> THE EXERCISE
The records below should be written out again, exactly.

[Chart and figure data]
%%

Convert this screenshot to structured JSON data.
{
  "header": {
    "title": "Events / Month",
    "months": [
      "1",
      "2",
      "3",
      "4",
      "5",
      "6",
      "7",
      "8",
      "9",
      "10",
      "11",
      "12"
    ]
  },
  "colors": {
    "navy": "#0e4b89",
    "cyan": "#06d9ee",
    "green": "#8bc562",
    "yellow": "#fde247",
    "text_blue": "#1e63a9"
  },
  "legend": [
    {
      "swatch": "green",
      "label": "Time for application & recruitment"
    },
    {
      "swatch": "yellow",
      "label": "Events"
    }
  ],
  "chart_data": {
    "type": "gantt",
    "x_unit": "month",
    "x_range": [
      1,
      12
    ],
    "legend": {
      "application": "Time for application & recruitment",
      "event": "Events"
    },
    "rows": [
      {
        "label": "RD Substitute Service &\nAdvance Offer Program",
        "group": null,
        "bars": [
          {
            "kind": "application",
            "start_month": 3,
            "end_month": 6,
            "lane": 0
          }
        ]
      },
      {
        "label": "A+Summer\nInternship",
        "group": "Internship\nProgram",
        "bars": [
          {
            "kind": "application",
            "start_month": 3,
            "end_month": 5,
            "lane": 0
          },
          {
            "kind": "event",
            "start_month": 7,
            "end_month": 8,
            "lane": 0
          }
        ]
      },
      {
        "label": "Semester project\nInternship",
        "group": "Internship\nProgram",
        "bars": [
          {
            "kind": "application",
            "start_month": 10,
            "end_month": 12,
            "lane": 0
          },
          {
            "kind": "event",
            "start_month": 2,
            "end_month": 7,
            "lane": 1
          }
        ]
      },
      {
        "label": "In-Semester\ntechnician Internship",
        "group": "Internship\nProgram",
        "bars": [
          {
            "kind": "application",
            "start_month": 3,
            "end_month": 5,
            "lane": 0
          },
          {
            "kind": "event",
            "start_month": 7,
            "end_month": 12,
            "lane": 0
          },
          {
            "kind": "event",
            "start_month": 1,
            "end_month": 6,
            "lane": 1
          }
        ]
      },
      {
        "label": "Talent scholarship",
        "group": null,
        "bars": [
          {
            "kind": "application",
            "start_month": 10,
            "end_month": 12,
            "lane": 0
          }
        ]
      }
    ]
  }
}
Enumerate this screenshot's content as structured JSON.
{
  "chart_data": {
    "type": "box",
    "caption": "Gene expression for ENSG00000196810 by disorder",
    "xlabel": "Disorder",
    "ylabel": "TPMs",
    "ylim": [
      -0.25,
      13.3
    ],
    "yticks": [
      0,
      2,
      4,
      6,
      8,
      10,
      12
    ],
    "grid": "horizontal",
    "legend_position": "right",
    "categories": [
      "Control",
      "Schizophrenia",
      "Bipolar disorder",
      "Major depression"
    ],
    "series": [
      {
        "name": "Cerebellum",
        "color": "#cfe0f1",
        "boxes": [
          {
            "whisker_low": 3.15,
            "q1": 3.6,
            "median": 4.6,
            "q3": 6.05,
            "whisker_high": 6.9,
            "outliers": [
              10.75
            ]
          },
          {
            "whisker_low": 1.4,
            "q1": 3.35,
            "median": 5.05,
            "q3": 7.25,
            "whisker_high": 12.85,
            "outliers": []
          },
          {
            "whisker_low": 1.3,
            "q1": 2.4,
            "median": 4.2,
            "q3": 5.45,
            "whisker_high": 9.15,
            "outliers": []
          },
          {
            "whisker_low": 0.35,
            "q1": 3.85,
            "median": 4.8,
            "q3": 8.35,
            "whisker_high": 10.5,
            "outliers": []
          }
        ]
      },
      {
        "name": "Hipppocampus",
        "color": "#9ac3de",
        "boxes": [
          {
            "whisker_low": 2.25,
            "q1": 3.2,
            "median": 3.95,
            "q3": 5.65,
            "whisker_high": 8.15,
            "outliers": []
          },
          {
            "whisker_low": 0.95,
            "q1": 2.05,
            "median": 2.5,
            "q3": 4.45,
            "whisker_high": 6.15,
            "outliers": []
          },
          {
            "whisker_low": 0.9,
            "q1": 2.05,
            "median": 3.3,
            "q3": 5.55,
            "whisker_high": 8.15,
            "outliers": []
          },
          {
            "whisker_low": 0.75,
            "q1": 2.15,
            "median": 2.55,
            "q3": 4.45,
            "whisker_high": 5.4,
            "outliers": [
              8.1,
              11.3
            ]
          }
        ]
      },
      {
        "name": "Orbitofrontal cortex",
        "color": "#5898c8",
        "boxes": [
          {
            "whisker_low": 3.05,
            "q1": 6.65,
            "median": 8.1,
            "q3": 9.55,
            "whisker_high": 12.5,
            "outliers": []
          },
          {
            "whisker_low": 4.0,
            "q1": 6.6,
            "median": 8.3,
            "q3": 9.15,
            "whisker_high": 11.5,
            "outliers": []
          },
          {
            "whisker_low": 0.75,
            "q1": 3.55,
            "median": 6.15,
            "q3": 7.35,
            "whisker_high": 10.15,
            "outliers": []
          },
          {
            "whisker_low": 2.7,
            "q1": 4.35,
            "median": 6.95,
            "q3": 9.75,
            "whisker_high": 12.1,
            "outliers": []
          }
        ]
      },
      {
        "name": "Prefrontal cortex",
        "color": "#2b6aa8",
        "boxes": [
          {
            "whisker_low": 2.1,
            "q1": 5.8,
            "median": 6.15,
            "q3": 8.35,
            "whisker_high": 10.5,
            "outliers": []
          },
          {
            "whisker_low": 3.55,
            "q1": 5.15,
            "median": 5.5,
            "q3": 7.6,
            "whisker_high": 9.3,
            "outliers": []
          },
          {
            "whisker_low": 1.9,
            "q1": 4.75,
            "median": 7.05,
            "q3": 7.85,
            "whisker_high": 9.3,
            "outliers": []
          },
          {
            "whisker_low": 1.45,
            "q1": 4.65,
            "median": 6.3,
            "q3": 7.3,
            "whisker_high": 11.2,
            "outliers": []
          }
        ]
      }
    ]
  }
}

%%

> RIGHT ANSWER
Convert this screenshot to structured JSON data.
{
  "header": {
    "title": "Events / Month",
    "months": [
      "1",
      "2",
      "3",
      "4",
      "5",
      "6",
      "7",
      "8",
      "9",
      "10",
      "11",
      "12"
    ]
  },
  "colors": {
    "navy": "#0e4b89",
    "cyan": "#06d9ee",
    "green": "#8bc562",
    "yellow": "#fde247",
    "text_blue": "#1e63a9"
  },
  "legend": [
    {
      "swatch": "green",
      "label": "Time for application & recruitment"
    },
    {
      "swatch": "yellow",
      "label": "Events"
    }
  ],
  "chart_data": {
    "type": "gantt",
    "x_unit": "month",
    "x_range": [
      1,
      12
    ],
    "legend": {
      "application": "Time for application & recruitment",
      "event": "Events"
    },
    "rows": [
      {
        "label": "RD Substitute Service &\nAdvance Offer Program",
        "group": null,
        "bars": [
          {
            "kind": "application",
            "start_month": 3,
            "end_month": 6,
            "lane": 0
          }
        ]
      },
      {
        "label": "A+Summer\nInternship",
        "group": "Internship\nProgram",
        "bars": [
          {
            "kind": "application",
            "start_month": 3,
            "end_month": 5,
            "lane": 0
          },
          {
            "kind": "event",
            "start_month": 7,
            "end_month": 8,
            "lane": 0
          }
        ]
      },
      {
        "label": "Semester project\nInternship",
        "group": "Internship\nProgram",
        "bars": [
          {
            "kind": "application",
            "start_month": 10,
            "end_month": 12,
            "lane": 0
          },
          {
            "kind": "event",
            "start_month": 2,
            "end_month": 7,
            "lane": 1
          }
        ]
      },
      {
        "label": "In-Semester\ntechnician Internship",
        "group": "Internship\nProgram",
        "bars": [
          {
            "kind": "application",
            "start_month": 3,
            "end_month": 5,
            "lane": 0
          },
          {
            "kind": "event",
            "start_month": 7,
            "end_month": 12,
            "lane": 0
          },
          {
            "kind": "event",
            "start_month": 1,
            "end_month": 6,
            "lane": 1
          }
        ]
      },
      {
        "label": "Talent scholarship",
        "group": null,
        "bars": [
          {
            "kind": "application",
            "start_month": 10,
            "end_month": 12,
            "lane": 0
          }
        ]
      }
    ]
  }
}
Enumerate this screenshot's content as structured JSON.
{
  "chart_data": {
    "type": "box",
    "caption": "Gene expression for ENSG00000196810 by disorder",
    "xlabel": "Disorder",
    "ylabel": "TPMs",
    "ylim": [
      -0.25,
      13.3
    ],
    "yticks": [
      0,
      2,
      4,
      6,
      8,
      10,
      12
    ],
    "grid": "horizontal",
    "legend_position": "right",
    "categories": [
      "Control",
      "Schizophrenia",
      "Bipolar disorder",
      "Major depression"
    ],
    "series": [
      {
        "name": "Cerebellum",
        "color": "#cfe0f1",
        "boxes": [
          {
            "whisker_low": 3.15,
            "q1": 3.6,
            "median": 4.6,
            "q3": 6.05,
            "whisker_high": 6.9,
            "outliers": [
              10.75
            ]
          },
          {
            "whisker_low": 1.4,
            "q1": 3.35,
            "median": 5.05,
            "q3": 7.25,
            "whisker_high": 12.85,
            "outliers": []
          },
          {
            "whisker_low": 1.3,
            "q1": 2.4,
            "median": 4.2,
            "q3": 5.45,
            "whisker_high": 9.15,
            "outliers": []
          },
          {
            "whisker_low": 0.35,
            "q1": 3.85,
            "median": 4.8,
            "q3": 8.35,
            "whisker_high": 10.5,
            "outliers": []
          }
        ]
      },
      {
        "name": "Hipppocampus",
        "color": "#9ac3de",
        "boxes": [
          {
            "whisker_low": 2.25,
            "q1": 3.2,
            "median": 3.95,
            "q3": 5.65,
            "whisker_high": 8.15,
            "outliers": []
          },
          {
            "whisker_low": 0.95,
            "q1": 2.05,
            "median": 2.5,
            "q3": 4.45,
            "whisker_high": 6.15,
            "outliers": []
          },
          {
            "whisker_low": 0.9,
            "q1": 2.05,
            "median": 3.3,
            "q3": 5.55,
            "whisker_high": 8.15,
            "outliers": []
          },
          {
            "whisker_low": 0.75,
            "q1": 2.15,
            "median": 2.55,
            "q3": 4.45,
            "whisker_high": 5.4,
            "outliers": [
              8.1,
              11.3
            ]
          }
        ]
      },
      {
        "name": "Orbitofrontal cortex",
        "color": "#5898c8",
        "boxes": [
          {
            "whisker_low": 3.05,
            "q1": 6.65,
            "median": 8.1,
            "q3": 9.55,
            "whisker_high": 12.5,
            "outliers": []
          },
          {
            "whisker_low": 4.0,
            "q1": 6.6,
            "median": 8.3,
            "q3": 9.15,
            "whisker_high": 11.5,
            "outliers": []
          },
          {
            "whisker_low": 0.75,
            "q1": 3.55,
            "median": 6.15,
            "q3": 7.35,
            "whisker_high": 10.15,
            "outliers": []
          },
          {
            "whisker_low": 2.7,
            "q1": 4.35,
            "median": 6.95,
            "q3": 9.75,
            "whisker_high": 12.1,
            "outliers": []
          }
        ]
      },
      {
        "name": "Prefrontal cortex",
        "color": "#2b6aa8",
        "boxes": [
          {
            "whisker_low": 2.1,
            "q1": 5.8,
            "median": 6.15,
            "q3": 8.35,
            "whisker_high": 10.5,
            "outliers": []
          },
          {
            "whisker_low": 3.55,
            "q1": 5.15,
            "median": 5.5,
            "q3": 7.6,
            "whisker_high": 9.3,
            "outliers": []
          },
          {
            "whisker_low": 1.9,
            "q1": 4.75,
            "median": 7.05,
            "q3": 7.85,
            "whisker_high": 9.3,
            "outliers": []
          },
          {
            "whisker_low": 1.45,
            "q1": 4.65,
            "median": 6.3,
            "q3": 7.3,
            "whisker_high": 11.2,
            "outliers": []
          }
        ]
      }
    ]
  }
}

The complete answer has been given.